**WORK TO COMPLETE**
All records must be quoted exactly. Omit the pictures.

**Saved entries**
# # # # #
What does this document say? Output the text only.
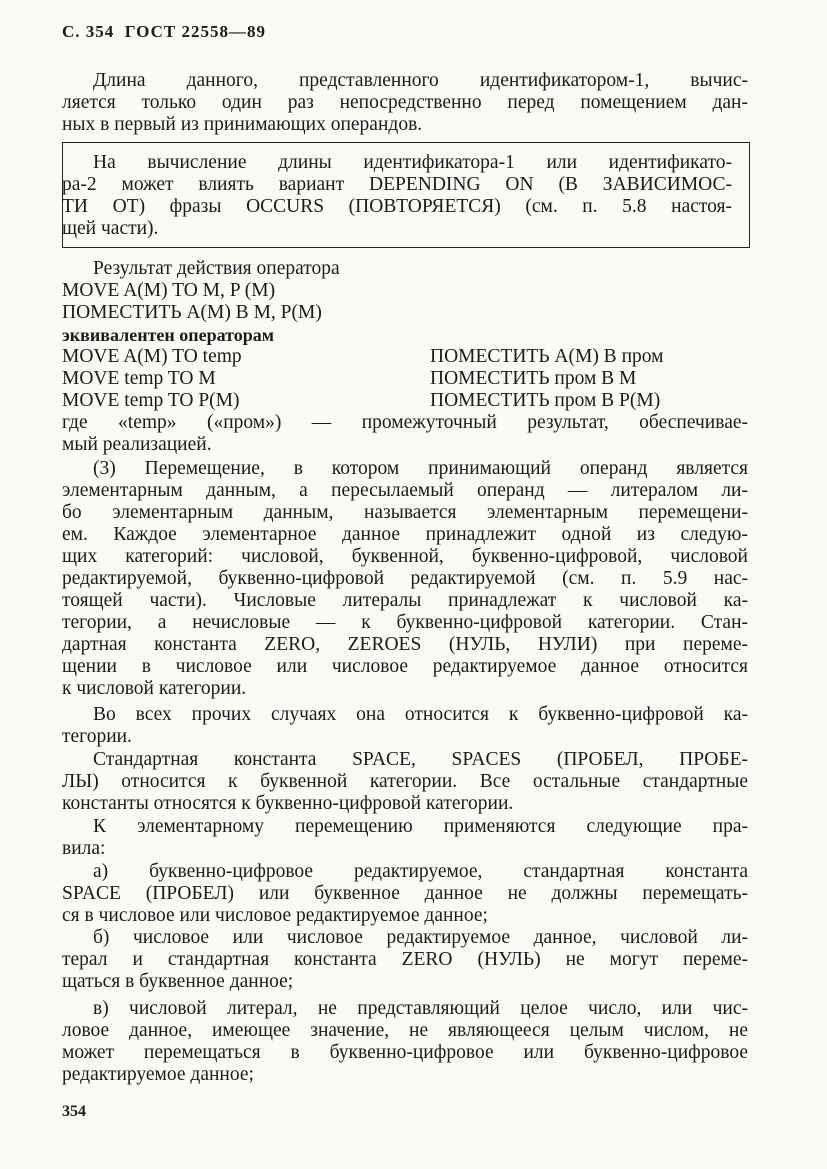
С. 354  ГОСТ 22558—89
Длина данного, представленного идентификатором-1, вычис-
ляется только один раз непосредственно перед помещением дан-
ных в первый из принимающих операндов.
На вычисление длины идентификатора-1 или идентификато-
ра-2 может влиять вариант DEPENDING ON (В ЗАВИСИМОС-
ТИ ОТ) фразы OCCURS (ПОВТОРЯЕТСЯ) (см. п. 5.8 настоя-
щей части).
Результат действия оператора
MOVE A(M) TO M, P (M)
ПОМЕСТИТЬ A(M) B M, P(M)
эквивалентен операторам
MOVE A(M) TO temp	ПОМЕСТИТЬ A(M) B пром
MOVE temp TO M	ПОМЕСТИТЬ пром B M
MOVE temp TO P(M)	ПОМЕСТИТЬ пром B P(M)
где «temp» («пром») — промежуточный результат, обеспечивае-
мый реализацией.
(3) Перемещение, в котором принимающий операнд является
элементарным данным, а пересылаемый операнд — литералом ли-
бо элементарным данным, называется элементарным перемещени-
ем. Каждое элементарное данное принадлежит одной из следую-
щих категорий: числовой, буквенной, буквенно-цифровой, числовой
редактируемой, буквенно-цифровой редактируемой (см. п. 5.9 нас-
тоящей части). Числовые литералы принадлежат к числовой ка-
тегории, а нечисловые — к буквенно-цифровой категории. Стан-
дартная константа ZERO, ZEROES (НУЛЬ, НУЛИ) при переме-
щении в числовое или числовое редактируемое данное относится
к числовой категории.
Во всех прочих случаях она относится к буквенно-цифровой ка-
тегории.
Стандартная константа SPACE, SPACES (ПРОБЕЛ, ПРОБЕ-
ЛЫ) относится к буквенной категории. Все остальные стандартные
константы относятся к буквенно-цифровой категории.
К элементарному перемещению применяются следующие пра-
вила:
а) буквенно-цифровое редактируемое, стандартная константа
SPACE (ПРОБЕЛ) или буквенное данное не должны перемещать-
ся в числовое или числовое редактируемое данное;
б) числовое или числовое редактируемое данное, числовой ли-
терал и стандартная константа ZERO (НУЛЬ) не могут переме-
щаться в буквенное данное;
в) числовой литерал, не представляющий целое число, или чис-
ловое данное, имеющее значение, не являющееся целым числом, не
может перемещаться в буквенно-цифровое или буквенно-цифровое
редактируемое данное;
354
# # # # #
**EXERCISE SOLUTION**
What does this document say? Output the text only.
С. 354  ГОСТ 22558—89
Длина данного, представленного идентификатором-1, вычис-
ляется только один раз непосредственно перед помещением дан-
ных в первый из принимающих операндов.
На вычисление длины идентификатора-1 или идентификато-
ра-2 может влиять вариант DEPENDING ON (В ЗАВИСИМОС-
ТИ ОТ) фразы OCCURS (ПОВТОРЯЕТСЯ) (см. п. 5.8 настоя-
щей части).
Результат действия оператора
MOVE A(M) TO M, P (M)
ПОМЕСТИТЬ A(M) B M, P(M)
эквивалентен операторам
MOVE A(M) TO temp	ПОМЕСТИТЬ A(M) B пром
MOVE temp TO M	ПОМЕСТИТЬ пром B M
MOVE temp TO P(M)	ПОМЕСТИТЬ пром B P(M)
где «temp» («пром») — промежуточный результат, обеспечивае-
мый реализацией.
(3) Перемещение, в котором принимающий операнд является
элементарным данным, а пересылаемый операнд — литералом ли-
бо элементарным данным, называется элементарным перемещени-
ем. Каждое элементарное данное принадлежит одной из следую-
щих категорий: числовой, буквенной, буквенно-цифровой, числовой
редактируемой, буквенно-цифровой редактируемой (см. п. 5.9 нас-
тоящей части). Числовые литералы принадлежат к числовой ка-
тегории, а нечисловые — к буквенно-цифровой категории. Стан-
дартная константа ZERO, ZEROES (НУЛЬ, НУЛИ) при переме-
щении в числовое или числовое редактируемое данное относится
к числовой категории.
Во всех прочих случаях она относится к буквенно-цифровой ка-
тегории.
Стандартная константа SPACE, SPACES (ПРОБЕЛ, ПРОБЕ-
ЛЫ) относится к буквенной категории. Все остальные стандартные
константы относятся к буквенно-цифровой категории.
К элементарному перемещению применяются следующие пра-
вила:
а) буквенно-цифровое редактируемое, стандартная константа
SPACE (ПРОБЕЛ) или буквенное данное не должны перемещать-
ся в числовое или числовое редактируемое данное;
б) числовое или числовое редактируемое данное, числовой ли-
терал и стандартная константа ZERO (НУЛЬ) не могут переме-
щаться в буквенное данное;
в) числовой литерал, не представляющий целое число, или чис-
ловое данное, имеющее значение, не являющееся целым числом, не
может перемещаться в буквенно-цифровое или буквенно-цифровое
редактируемое данное;
354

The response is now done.